#### Страница
####

От философии к прозе. Ранний Пастернак - [89]
Вспоминая о том, как он преподавал Иде Высоцкой накануне роковых перемен в России, Пастернак говорит о белом пространстве классной доски, с которой не до конца стерт пройденный урок, и о еще невидимом будущем. Так, в 1930 году он сводит воедино целое сплетение тем, впервые намеченных в «Детстве Люверс»:
Не знаю, отчего все это запечатлелось у меня в образе классной доски, недочиста оттертой от мела. О, если бы остановили нас тогда и, отмыв доску до влажного блеска, вместо теорем о равновеликих пирамидах, каллиграфически, с нажимами изложили то, что нам предстояло обоим. О, как бы мы обомлели! (III: 176).
7.8. Таблица II. Столкновение обитаемых и необитаемых пространств (продолжение таблицы I, раздел 6.5)

####

#### Строки данных
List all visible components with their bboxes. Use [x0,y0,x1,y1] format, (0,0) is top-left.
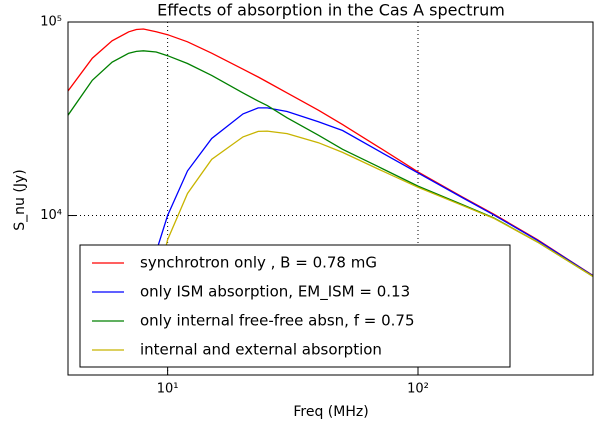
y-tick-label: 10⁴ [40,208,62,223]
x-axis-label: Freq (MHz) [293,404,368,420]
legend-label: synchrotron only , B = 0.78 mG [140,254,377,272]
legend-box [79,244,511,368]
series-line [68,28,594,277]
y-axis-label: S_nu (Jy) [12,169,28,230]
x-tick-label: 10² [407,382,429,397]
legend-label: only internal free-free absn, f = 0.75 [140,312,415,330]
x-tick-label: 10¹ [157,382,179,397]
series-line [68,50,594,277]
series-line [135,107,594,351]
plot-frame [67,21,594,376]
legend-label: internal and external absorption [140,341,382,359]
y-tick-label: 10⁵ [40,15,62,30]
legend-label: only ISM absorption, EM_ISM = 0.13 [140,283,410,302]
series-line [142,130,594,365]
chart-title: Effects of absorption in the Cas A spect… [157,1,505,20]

####

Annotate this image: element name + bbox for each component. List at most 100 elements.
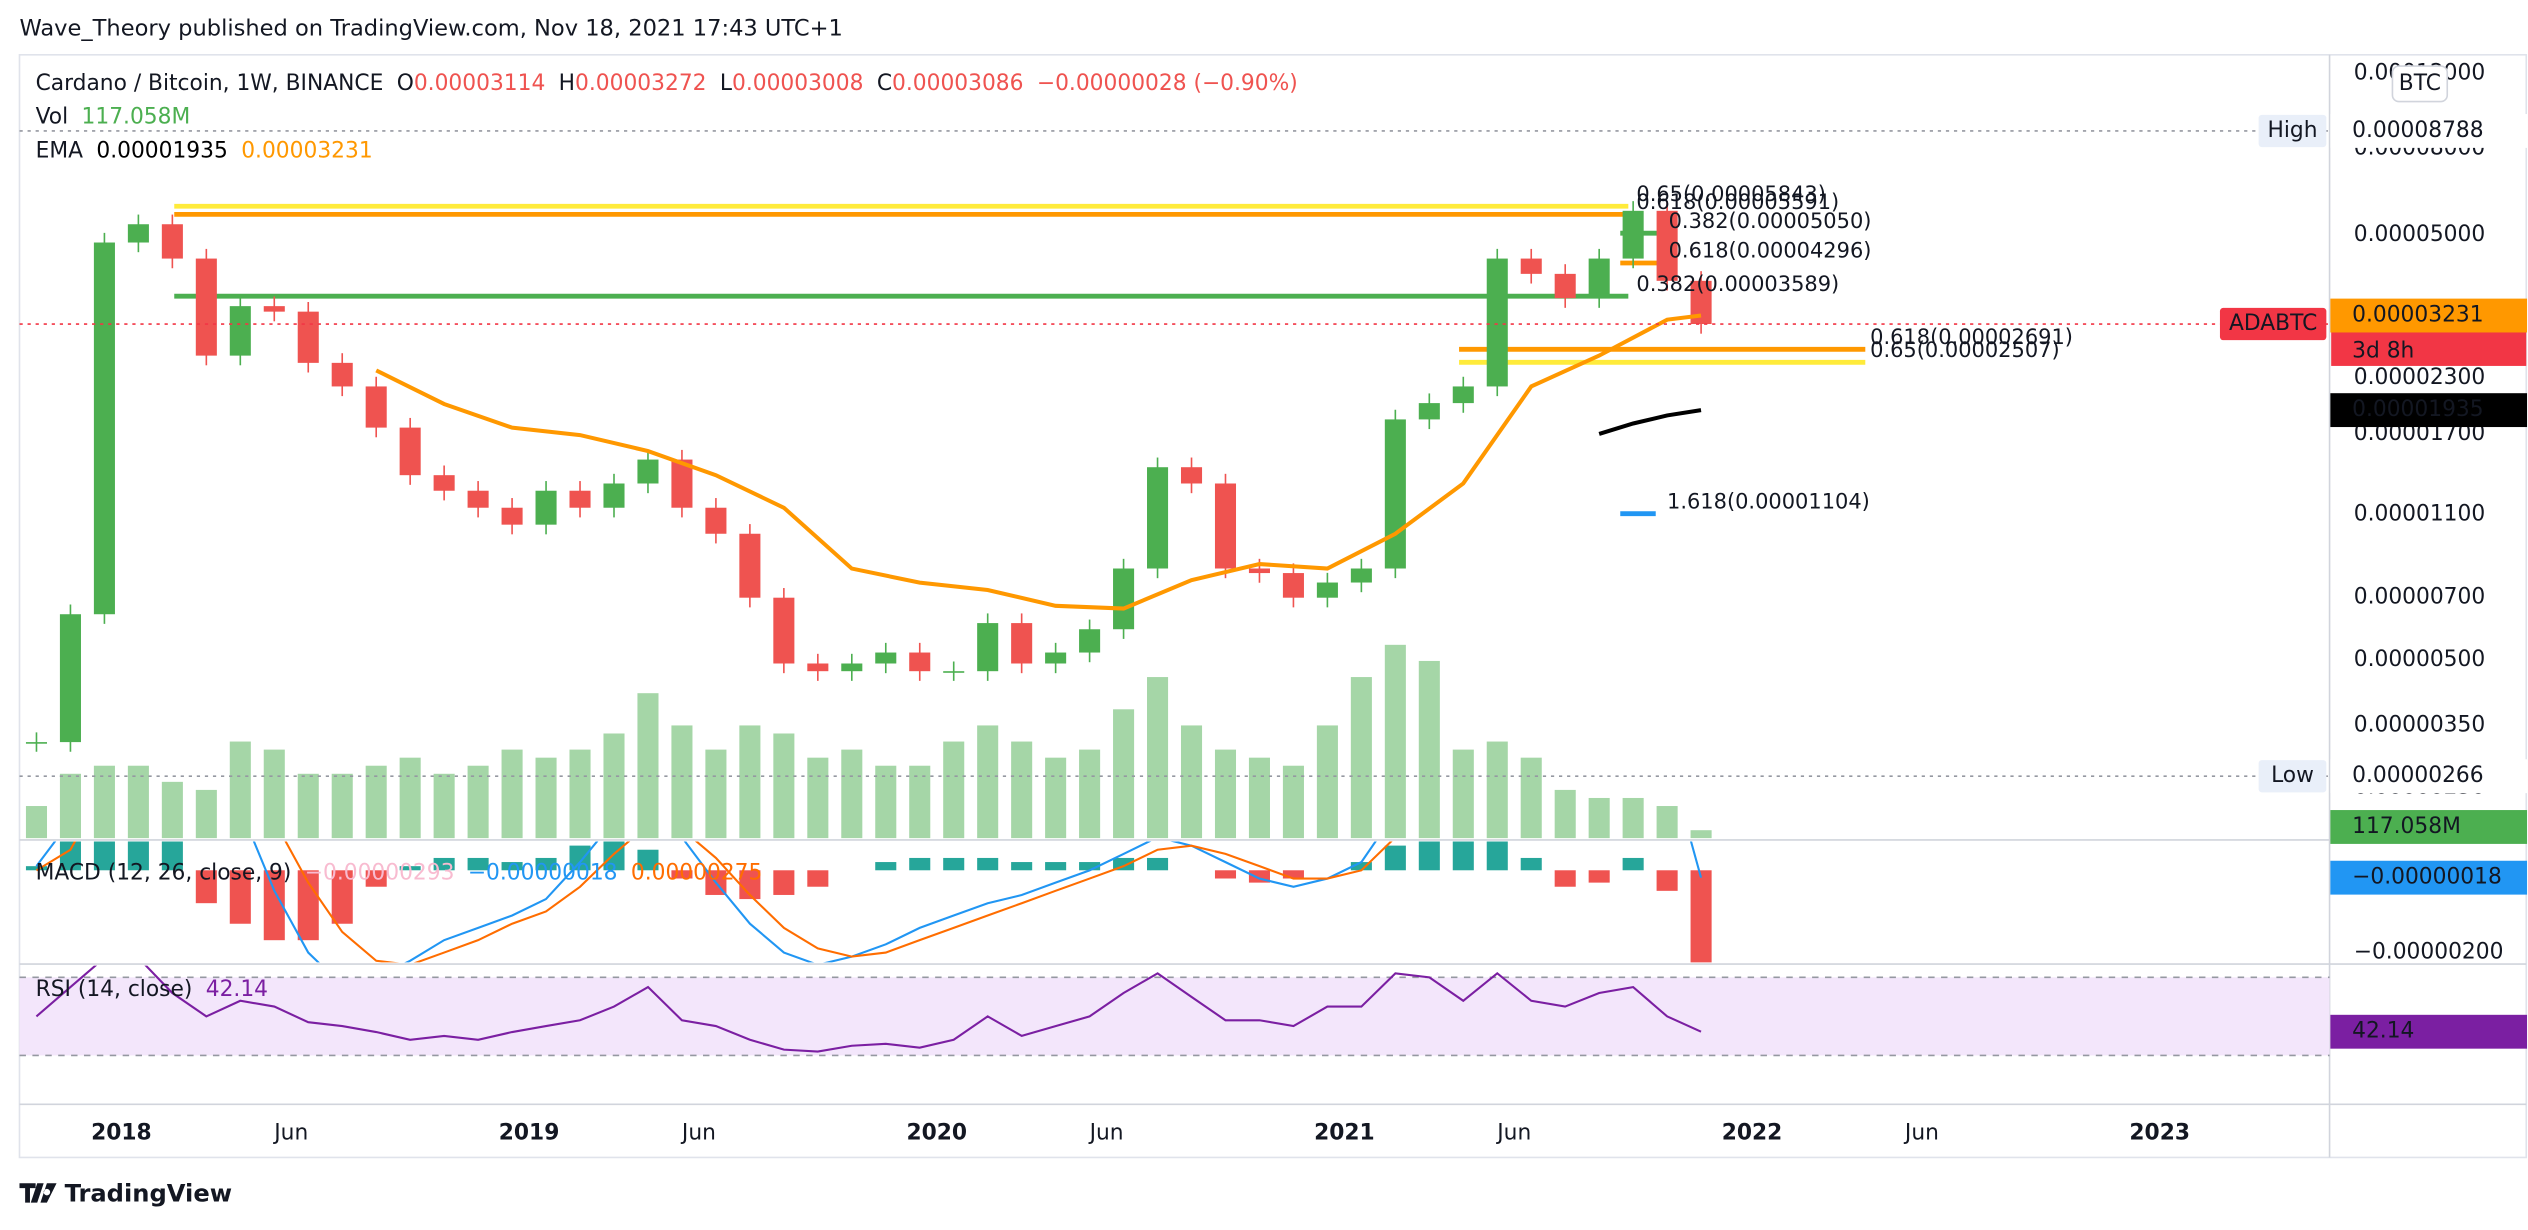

####

#### Задание 1
В каком году, согласно тексту о раннем Пастернаке, поэт свел воедино сплетение тем, впервые намеченных в «Детстве Люверс»?
#### Задание 2
Продолжите текст о раннем Пастернаке с того места, на котором он обрывается.

#### Ответ 1
В 1930 году.

#### Ответ 2
ЗАКЛЮЧЕНИЕ
МИР СИМВОЛОВ ПАСТЕРНАКА
ПРОЗА И ФИЛОСОФИЯ
К стилю своих ранних произведений Пастернак относился крайне критически. В последние три года жизни он искренне переживал, когда после успеха «Доктора Живаго» западные издатели, стараясь удовлетворить запросы книжного рынка, начали публиковать переводы его ранней прозы. Даже самые благосклонные критики на Западе, по его мнению, не заметили в романе того, что он считал своей главной художественной заслугой, и поэтому полагал неуместной публикацию своих ранних произведений, которые находил не только незрелыми, но и противоречащими – и эстетически, и этически – целям, впоследствии воплощенным в «Докторе Живаго».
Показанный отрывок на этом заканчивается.